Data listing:
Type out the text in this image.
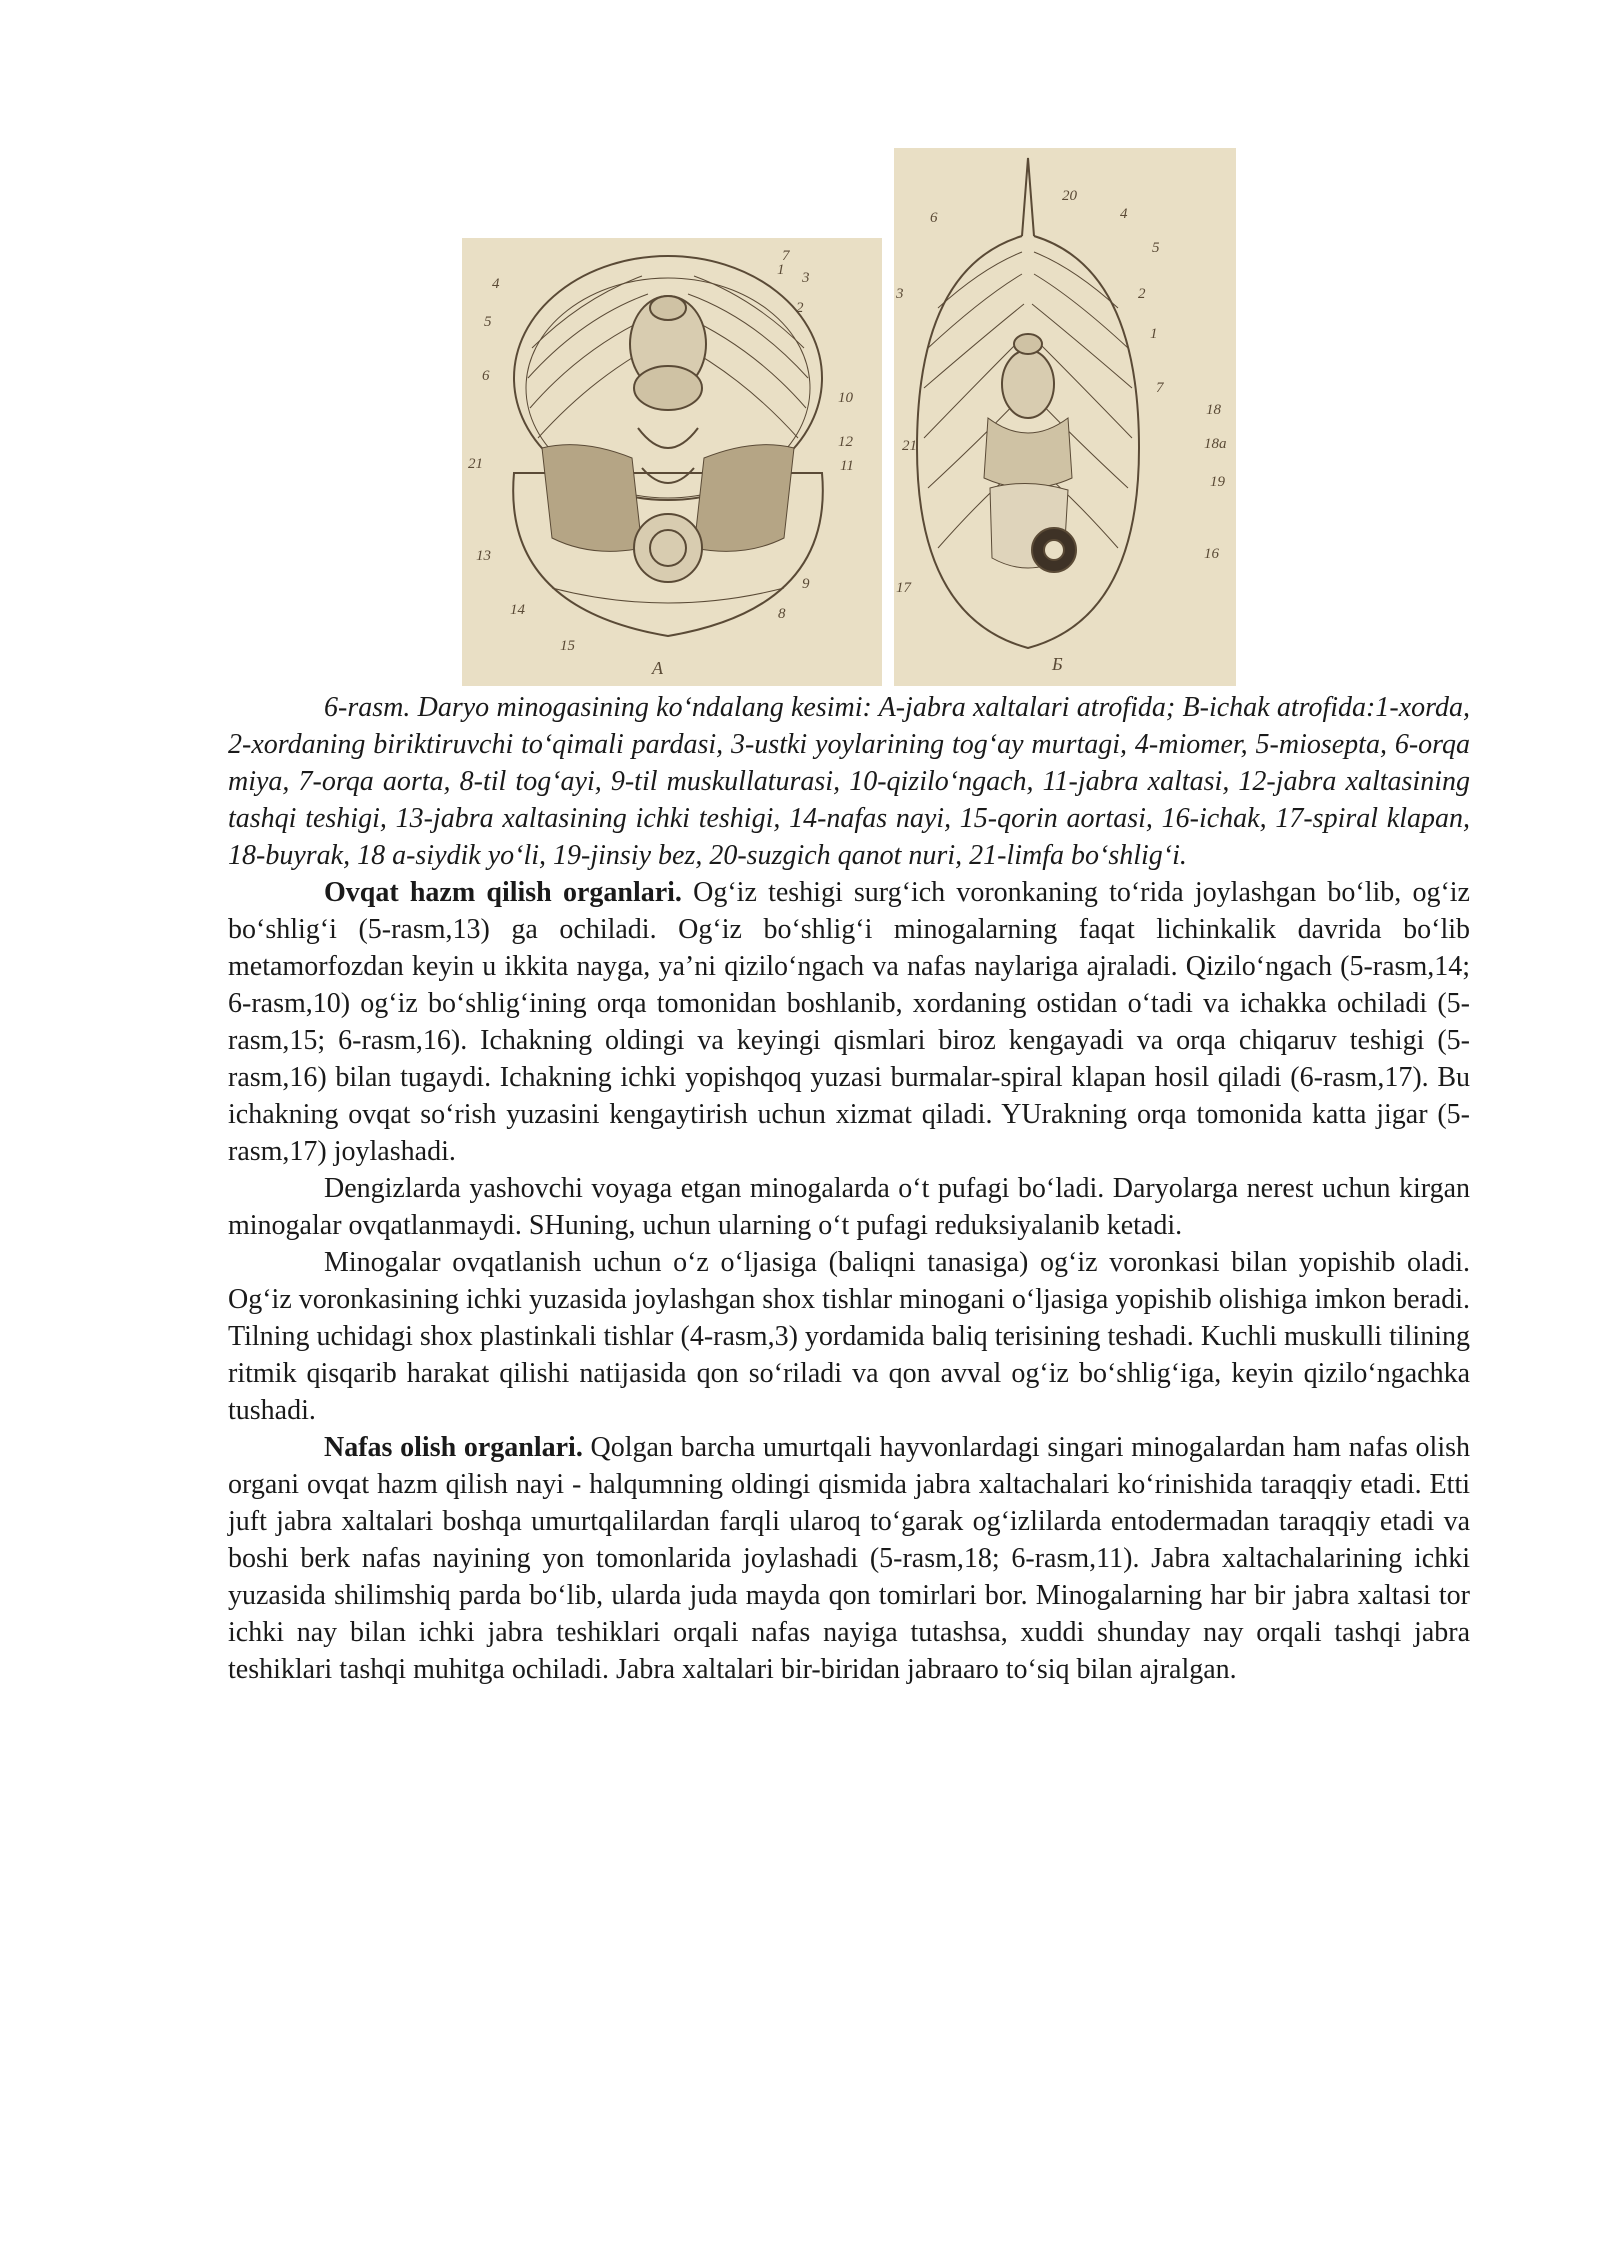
1
2
3
4
5
6
7
8
9
10
11
12
13
14
15
21
A
1
2
3
4
5
6
7
16
17
18
18a
19
20
21
Б

6-rasm. Daryo minogasining ko‘ndalang kesimi: A-jabra xaltalari atrofida; B-ichak atrofida:1-xorda, 2-xordaning biriktiruvchi to‘qimali pardasi, 3-ustki yoylarining tog‘ay murtagi, 4-miomer, 5-miosepta, 6-orqa miya, 7-orqa aorta, 8-til tog‘ayi, 9-til muskullaturasi, 10-qizilo‘ngach, 11-jabra xaltasi, 12-jabra xaltasining tashqi teshigi, 13-jabra xaltasining ichki teshigi, 14-nafas nayi, 15-qorin aortasi, 16-ichak, 17-spiral klapan, 18-buyrak, 18 a-siydik yo‘li, 19-jinsiy bez, 20-suzgich qanot nuri, 21-limfa bo‘shlig‘i.

Ovqat hazm qilish organlari. Og‘iz teshigi surg‘ich voronkaning to‘rida joylashgan bo‘lib, og‘iz bo‘shlig‘i (5-rasm,13) ga ochiladi. Og‘iz bo‘shlig‘i minogalarning faqat lichinkalik davrida bo‘lib metamorfozdan keyin u ikkita nayga, ya’ni qizilo‘ngach va nafas naylariga ajraladi. Qizilo‘ngach (5-rasm,14; 6-rasm,10) og‘iz bo‘shlig‘ining orqa tomonidan boshlanib, xordaning ostidan o‘tadi va ichakka ochiladi (5-rasm,15; 6-rasm,16). Ichakning oldingi va keyingi qismlari biroz kengayadi va orqa chiqaruv teshigi (5-rasm,16) bilan tugaydi. Ichakning ichki yopishqoq yuzasi burmalar-spiral klapan hosil qiladi (6-rasm,17). Bu ichakning ovqat so‘rish yuzasini kengaytirish uchun xizmat qiladi. YUrakning orqa tomonida katta jigar (5-rasm,17) joylashadi.

Dengizlarda yashovchi voyaga etgan minogalarda o‘t pufagi bo‘ladi. Daryolarga nerest uchun kirgan minogalar ovqatlanmaydi. SHuning, uchun ularning o‘t pufagi reduksiyalanib ketadi.

Minogalar ovqatlanish uchun o‘z o‘ljasiga (baliqni tanasiga) og‘iz voronkasi bilan yopishib oladi. Og‘iz voronkasining ichki yuzasida joylashgan shox tishlar minogani o‘ljasiga yopishib olishiga imkon beradi. Tilning uchidagi shox plastinkali tishlar (4-rasm,3) yordamida baliq terisining teshadi. Kuchli muskulli tilining ritmik qisqarib harakat qilishi natijasida qon so‘riladi va qon avval og‘iz bo‘shlig‘iga, keyin qizilo‘ngachka tushadi.

Nafas olish organlari. Qolgan barcha umurtqali hayvonlardagi singari minogalardan ham nafas olish organi ovqat hazm qilish nayi - halqumning oldingi qismida jabra xaltachalari ko‘rinishida taraqqiy etadi. Etti juft jabra xaltalari boshqa umurtqalilardan farqli ularoq to‘garak og‘izlilarda entodermadan taraqqiy etadi va boshi berk nafas nayining yon tomonlarida joylashadi (5-rasm,18; 6-rasm,11). Jabra xaltachalarining ichki yuzasida shilimshiq parda bo‘lib, ularda juda mayda qon tomirlari bor. Minogalarning har bir jabra xaltasi tor ichki nay bilan ichki jabra teshiklari orqali nafas nayiga tutashsa, xuddi shunday nay orqali tashqi jabra teshiklari tashqi muhitga ochiladi. Jabra xaltalari bir-biridan jabraaro to‘siq bilan ajralgan.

| The problem |
From the records above, pick out and copy each line holding the word "xaltasi".

| The output |
6-rasm. Daryo minogasining ko‘ndalang kesimi: A-jabra xaltalari atrofida; B-ichak atrofida:1-xorda, 2-xordaning biriktiruvchi to‘qimali pardasi, 3-ustki yoylarining tog‘ay murtagi, 4-miomer, 5-miosepta, 6-orqa miya, 7-orqa aorta, 8-til tog‘ayi, 9-til muskullaturasi, 10-qizilo‘ngach, 11-jabra xaltasi, 12-jabra xaltasining tashqi teshigi, 13-jabra xaltasining ichki teshigi, 14-nafas nayi, 15-qorin aortasi, 16-ichak, 17-spiral klapan, 18-buyrak, 18 a-siydik yo‘li, 19-jinsiy bez, 20-suzgich qanot nuri, 21-limfa bo‘shlig‘i.
Nafas olish organlari. Qolgan barcha umurtqali hayvonlardagi singari minogalardan ham nafas olish organi ovqat hazm qilish nayi - halqumning oldingi qismida jabra xaltachalari ko‘rinishida taraqqiy etadi. Etti juft jabra xaltalari boshqa umurtqalilardan farqli ularoq to‘garak og‘izlilarda entodermadan taraqqiy etadi va boshi berk nafas nayining yon tomonlarida joylashadi (5-rasm,18; 6-rasm,11). Jabra xaltachalarining ichki yuzasida shilimshiq parda bo‘lib, ularda juda mayda qon tomirlari bor. Minogalarning har bir jabra xaltasi tor ichki nay bilan ichki jabra teshiklari orqali nafas nayiga tutashsa, xuddi shunday nay orqali tashqi jabra teshiklari tashqi muhitga ochiladi. Jabra xaltalari bir-biridan jabraaro to‘siq bilan ajralgan.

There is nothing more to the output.